--- start of Exercise inputs ---

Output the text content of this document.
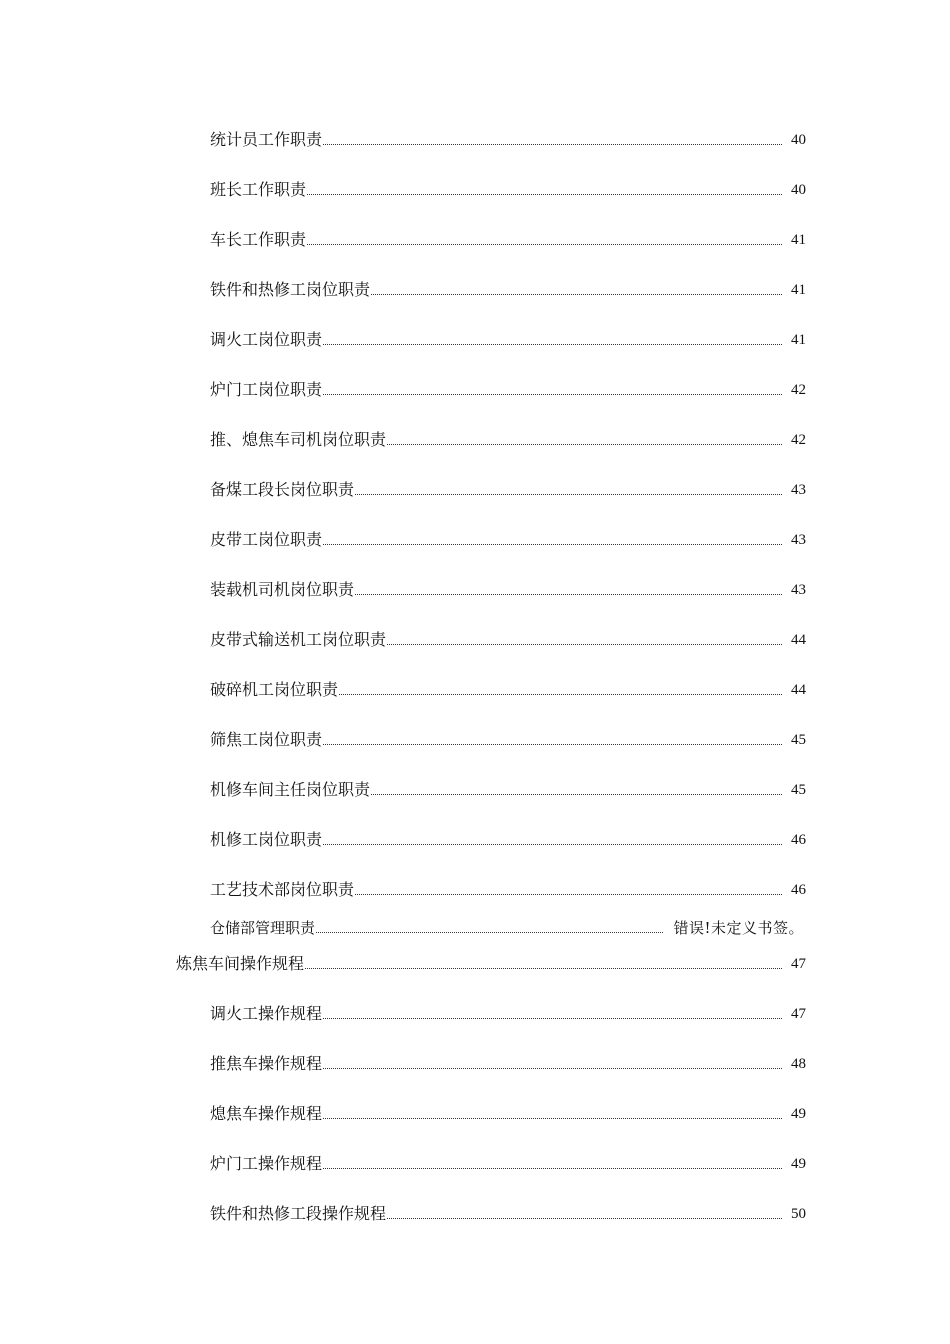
统计员工作职责	40
班长工作职责	40
车长工作职责	41
铁件和热修工岗位职责	41
调火工岗位职责	41
炉门工岗位职责	42
推、熄焦车司机岗位职责	42
备煤工段长岗位职责	43
皮带工岗位职责	43
装载机司机岗位职责	43
皮带式输送机工岗位职责	44
破碎机工岗位职责	44
筛焦工岗位职责	45
机修车间主任岗位职责	45
机修工岗位职责	46
工艺技术部岗位职责	46
仓储部管理职责	错误!未定义书签。
炼焦车间操作规程	47
调火工操作规程	47
推焦车操作规程	48
熄焦车操作规程	49
炉门工操作规程	49
铁件和热修工段操作规程	50
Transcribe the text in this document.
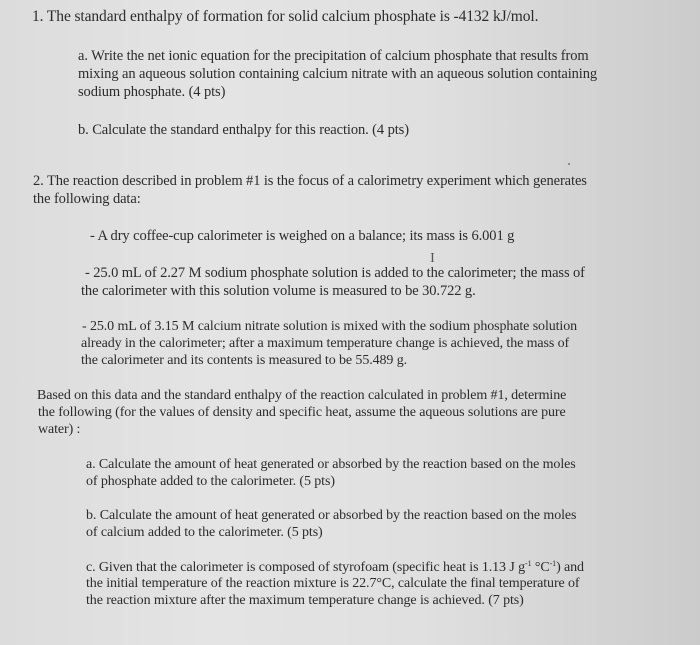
1. The standard enthalpy of formation for solid calcium phosphate is -4132 kJ/mol.
a. Write the net ionic equation for the precipitation of calcium phosphate that results from
mixing an aqueous solution containing calcium nitrate with an aqueous solution containing
sodium phosphate. (4 pts)
b. Calculate the standard enthalpy for this reaction. (4 pts)
2. The reaction described in problem #1 is the focus of a calorimetry experiment which generates
the following data:
- A dry coffee-cup calorimeter is weighed on a balance; its mass is 6.001 g
I
- 25.0 mL of 2.27 M sodium phosphate solution is added to the calorimeter; the mass of
the calorimeter with this solution volume is measured to be 30.722 g.
- 25.0 mL of 3.15 M calcium nitrate solution is mixed with the sodium phosphate solution
already in the calorimeter; after a maximum temperature change is achieved, the mass of
the calorimeter and its contents is measured to be 55.489 g.
Based on this data and the standard enthalpy of the reaction calculated in problem #1, determine
the following (for the values of density and specific heat, assume the aqueous solutions are pure
water) :
a. Calculate the amount of heat generated or absorbed by the reaction based on the moles
of phosphate added to the calorimeter. (5 pts)
b. Calculate the amount of heat generated or absorbed by the reaction based on the moles
of calcium added to the calorimeter. (5 pts)
c. Given that the calorimeter is composed of styrofoam (specific heat is 1.13 J $g^{-1}$ $^\circ C^{-1}$) and
the initial temperature of the reaction mixture is 22.7°C, calculate the final temperature of
the reaction mixture after the maximum temperature change is achieved. (7 pts)
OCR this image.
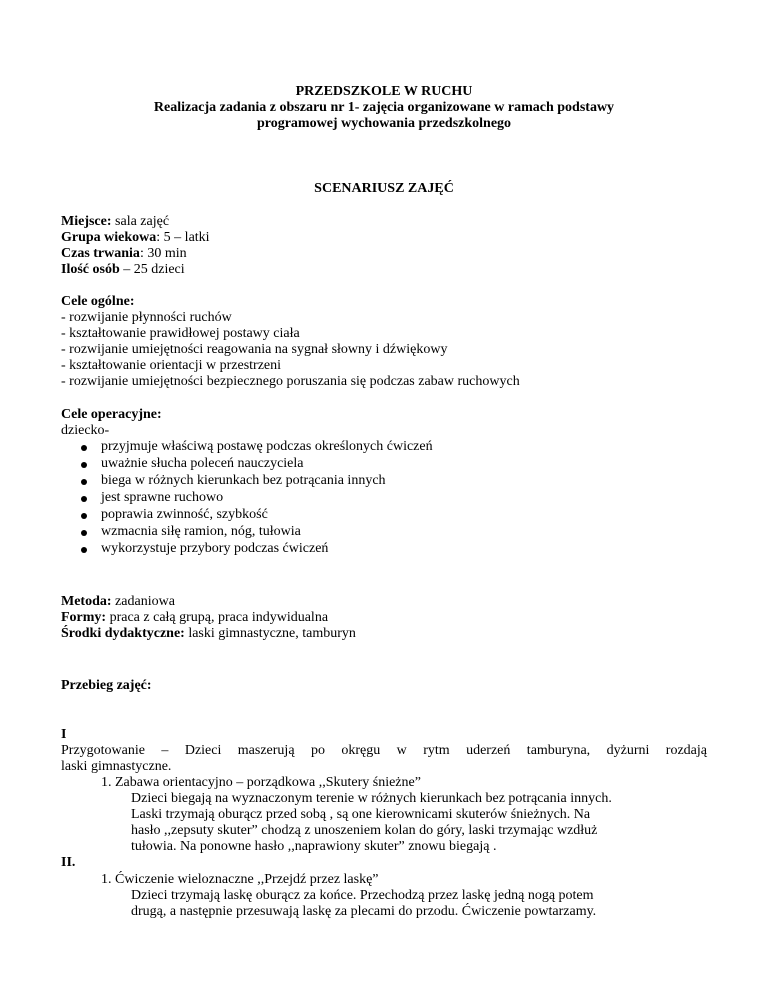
PRZEDSZKOLE W RUCHU
Realizacja zadania z obszaru nr 1- zajęcia organizowane w ramach podstawy
programowej wychowania przedszkolnego
SCENARIUSZ ZAJĘĆ
Miejsce: sala zajęć
Grupa wiekowa: 5 – latki
Czas trwania: 30 min
Ilość osób – 25 dzieci
Cele ogólne:
- rozwijanie płynności ruchów
- kształtowanie prawidłowej postawy ciała
- rozwijanie umiejętności reagowania na sygnał słowny i dźwiękowy
- kształtowanie orientacji w przestrzeni
- rozwijanie umiejętności bezpiecznego poruszania się podczas zabaw ruchowych
Cele operacyjne:
dziecko-
przyjmuje właściwą postawę podczas określonych ćwiczeń
uważnie słucha poleceń nauczyciela
biega w różnych kierunkach bez potrącania innych
jest sprawne ruchowo
poprawia zwinność, szybkość
wzmacnia siłę ramion, nóg, tułowia
wykorzystuje przybory podczas ćwiczeń
Metoda: zadaniowa
Formy: praca z całą grupą, praca indywidualna
Środki dydaktyczne: laski gimnastyczne, tamburyn
Przebieg zajęć:
I
Przygotowanie – Dzieci maszerują po okręgu w rytm uderzeń tamburyna, dyżurni rozdają
laski gimnastyczne.
1. Zabawa orientacyjno – porządkowa ,,Skutery śnieżne”
Dzieci biegają na wyznaczonym terenie w różnych kierunkach bez potrącania innych.
Laski trzymają oburącz przed sobą , są one kierownicami skuterów śnieżnych. Na
hasło ,,zepsuty skuter” chodzą z unoszeniem kolan do góry, laski trzymając wzdłuż
tułowia. Na ponowne hasło ,,naprawiony skuter” znowu biegają .
II.
1. Ćwiczenie wieloznaczne ,,Przejdź przez laskę”
Dzieci trzymają laskę oburącz za końce. Przechodzą przez laskę jedną nogą potem
drugą, a następnie przesuwają laskę za plecami do przodu. Ćwiczenie powtarzamy.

--- end of Exercise inputs ---

Your goal: Copy the data character for character, but drop all pictures from the copy.

Solution for this task:
Output the text content of this document.
统计员工作职责	40
班长工作职责	40
车长工作职责	41
铁件和热修工岗位职责	41
调火工岗位职责	41
炉门工岗位职责	42
推、熄焦车司机岗位职责	42
备煤工段长岗位职责	43
皮带工岗位职责	43
装载机司机岗位职责	43
皮带式输送机工岗位职责	44
破碎机工岗位职责	44
筛焦工岗位职责	45
机修车间主任岗位职责	45
机修工岗位职责	46
工艺技术部岗位职责	46
仓储部管理职责	错误!未定义书签。
炼焦车间操作规程	47
调火工操作规程	47
推焦车操作规程	48
熄焦车操作规程	49
炉门工操作规程	49
铁件和热修工段操作规程	50
Transcribe the text in this document.
1. The standard enthalpy of formation for solid calcium phosphate is -4132 kJ/mol.
a. Write the net ionic equation for the precipitation of calcium phosphate that results from
mixing an aqueous solution containing calcium nitrate with an aqueous solution containing
sodium phosphate. (4 pts)
b. Calculate the standard enthalpy for this reaction. (4 pts)
2. The reaction described in problem #1 is the focus of a calorimetry experiment which generates
the following data:
- A dry coffee-cup calorimeter is weighed on a balance; its mass is 6.001 g
I
- 25.0 mL of 2.27 M sodium phosphate solution is added to the calorimeter; the mass of
the calorimeter with this solution volume is measured to be 30.722 g.
- 25.0 mL of 3.15 M calcium nitrate solution is mixed with the sodium phosphate solution
already in the calorimeter; after a maximum temperature change is achieved, the mass of
the calorimeter and its contents is measured to be 55.489 g.
Based on this data and the standard enthalpy of the reaction calculated in problem #1, determine
the following (for the values of density and specific heat, assume the aqueous solutions are pure
water) :
a. Calculate the amount of heat generated or absorbed by the reaction based on the moles
of phosphate added to the calorimeter. (5 pts)
b. Calculate the amount of heat generated or absorbed by the reaction based on the moles
of calcium added to the calorimeter. (5 pts)
c. Given that the calorimeter is composed of styrofoam (specific heat is 1.13 J $g^{-1}$ $^\circ C^{-1}$) and
the initial temperature of the reaction mixture is 22.7°C, calculate the final temperature of
the reaction mixture after the maximum temperature change is achieved. (7 pts)
OCR this image.
PRZEDSZKOLE W RUCHU
Realizacja zadania z obszaru nr 1- zajęcia organizowane w ramach podstawy
programowej wychowania przedszkolnego
SCENARIUSZ ZAJĘĆ
Miejsce: sala zajęć
Grupa wiekowa: 5 – latki
Czas trwania: 30 min
Ilość osób – 25 dzieci
Cele ogólne:
- rozwijanie płynności ruchów
- kształtowanie prawidłowej postawy ciała
- rozwijanie umiejętności reagowania na sygnał słowny i dźwiękowy
- kształtowanie orientacji w przestrzeni
- rozwijanie umiejętności bezpiecznego poruszania się podczas zabaw ruchowych
Cele operacyjne:
dziecko-
przyjmuje właściwą postawę podczas określonych ćwiczeń
uważnie słucha poleceń nauczyciela
biega w różnych kierunkach bez potrącania innych
jest sprawne ruchowo
poprawia zwinność, szybkość
wzmacnia siłę ramion, nóg, tułowia
wykorzystuje przybory podczas ćwiczeń
Metoda: zadaniowa
Formy: praca z całą grupą, praca indywidualna
Środki dydaktyczne: laski gimnastyczne, tamburyn
Przebieg zajęć:
I
Przygotowanie – Dzieci maszerują po okręgu w rytm uderzeń tamburyna, dyżurni rozdają
laski gimnastyczne.
1. Zabawa orientacyjno – porządkowa ,,Skutery śnieżne”
Dzieci biegają na wyznaczonym terenie w różnych kierunkach bez potrącania innych.
Laski trzymają oburącz przed sobą , są one kierownicami skuterów śnieżnych. Na
hasło ,,zepsuty skuter” chodzą z unoszeniem kolan do góry, laski trzymając wzdłuż
tułowia. Na ponowne hasło ,,naprawiony skuter” znowu biegają .
II.
1. Ćwiczenie wieloznaczne ,,Przejdź przez laskę”
Dzieci trzymają laskę oburącz za końce. Przechodzą przez laskę jedną nogą potem
drugą, a następnie przesuwają laskę za plecami do przodu. Ćwiczenie powtarzamy.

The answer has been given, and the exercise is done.